What is needed:
Retype each line exactly. Skip images.

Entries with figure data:
----------

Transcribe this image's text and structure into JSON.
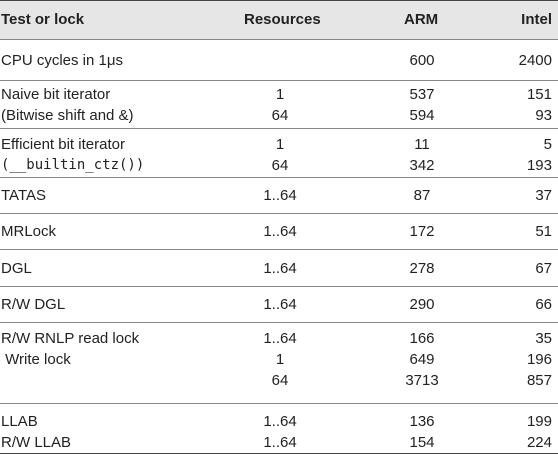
{
  "header": {
    "col1": "Test or lock",
    "col2": "Resources",
    "col3": "ARM",
    "col4": "Intel"
  },
  "groups": [
    {
      "rows": [
        {
          "name": "CPU cycles in 1μs",
          "res": "",
          "arm": "600",
          "intel": "2400"
        }
      ]
    },
    {
      "rows": [
        {
          "name": "Naive bit iterator",
          "res": "1",
          "arm": "537",
          "intel": "151"
        },
        {
          "name": "(Bitwise shift and &)",
          "res": "64",
          "arm": "594",
          "intel": "93"
        }
      ]
    },
    {
      "rows": [
        {
          "name": "Efficient bit iterator",
          "res": "1",
          "arm": "11",
          "intel": "5"
        },
        {
          "name": "(__builtin_ctz())",
          "res": "64",
          "arm": "342",
          "intel": "193"
        }
      ]
    },
    {
      "rows": [
        {
          "name": "TATAS",
          "res": "1..64",
          "arm": "87",
          "intel": "37"
        }
      ]
    },
    {
      "rows": [
        {
          "name": "MRLock",
          "res": "1..64",
          "arm": "172",
          "intel": "51"
        }
      ]
    },
    {
      "rows": [
        {
          "name": "DGL",
          "res": "1..64",
          "arm": "278",
          "intel": "67"
        }
      ]
    },
    {
      "rows": [
        {
          "name": "R/W DGL",
          "res": "1..64",
          "arm": "290",
          "intel": "66"
        }
      ]
    },
    {
      "rows": [
        {
          "name": "R/W RNLP read lock",
          "res": "1..64",
          "arm": "166",
          "intel": "35"
        },
        {
          "name": " Write lock",
          "res": "1",
          "arm": "649",
          "intel": "196"
        },
        {
          "name": "",
          "res": "64",
          "arm": "3713",
          "intel": "857"
        }
      ]
    },
    {
      "rows": [
        {
          "name": "LLAB",
          "res": "1..64",
          "arm": "136",
          "intel": "199"
        },
        {
          "name": "R/W LLAB",
          "res": "1..64",
          "arm": "154",
          "intel": "224"
        }
      ]
    }
  ]
}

----------

Output for this task:
Transcribe this image's text and structure into JSON.
{
  "header": {
    "col1": "Test or lock",
    "col2": "Resources",
    "col3": "ARM",
    "col4": "Intel"
  },
  "groups": [
    {
      "rows": [
        {
          "name": "CPU cycles in 1μs",
          "res": "",
          "arm": "600",
          "intel": "2400"
        }
      ]
    },
    {
      "rows": [
        {
          "name": "Naive bit iterator",
          "res": "1",
          "arm": "537",
          "intel": "151"
        },
        {
          "name": "(Bitwise shift and &)",
          "res": "64",
          "arm": "594",
          "intel": "93"
        }
      ]
    },
    {
      "rows": [
        {
          "name": "Efficient bit iterator",
          "res": "1",
          "arm": "11",
          "intel": "5"
        },
        {
          "name": "(__builtin_ctz())",
          "res": "64",
          "arm": "342",
          "intel": "193"
        }
      ]
    },
    {
      "rows": [
        {
          "name": "TATAS",
          "res": "1..64",
          "arm": "87",
          "intel": "37"
        }
      ]
    },
    {
      "rows": [
        {
          "name": "MRLock",
          "res": "1..64",
          "arm": "172",
          "intel": "51"
        }
      ]
    },
    {
      "rows": [
        {
          "name": "DGL",
          "res": "1..64",
          "arm": "278",
          "intel": "67"
        }
      ]
    },
    {
      "rows": [
        {
          "name": "R/W DGL",
          "res": "1..64",
          "arm": "290",
          "intel": "66"
        }
      ]
    },
    {
      "rows": [
        {
          "name": "R/W RNLP read lock",
          "res": "1..64",
          "arm": "166",
          "intel": "35"
        },
        {
          "name": " Write lock",
          "res": "1",
          "arm": "649",
          "intel": "196"
        },
        {
          "name": "",
          "res": "64",
          "arm": "3713",
          "intel": "857"
        }
      ]
    },
    {
      "rows": [
        {
          "name": "LLAB",
          "res": "1..64",
          "arm": "136",
          "intel": "199"
        },
        {
          "name": "R/W LLAB",
          "res": "1..64",
          "arm": "154",
          "intel": "224"
        }
      ]
    }
  ]
}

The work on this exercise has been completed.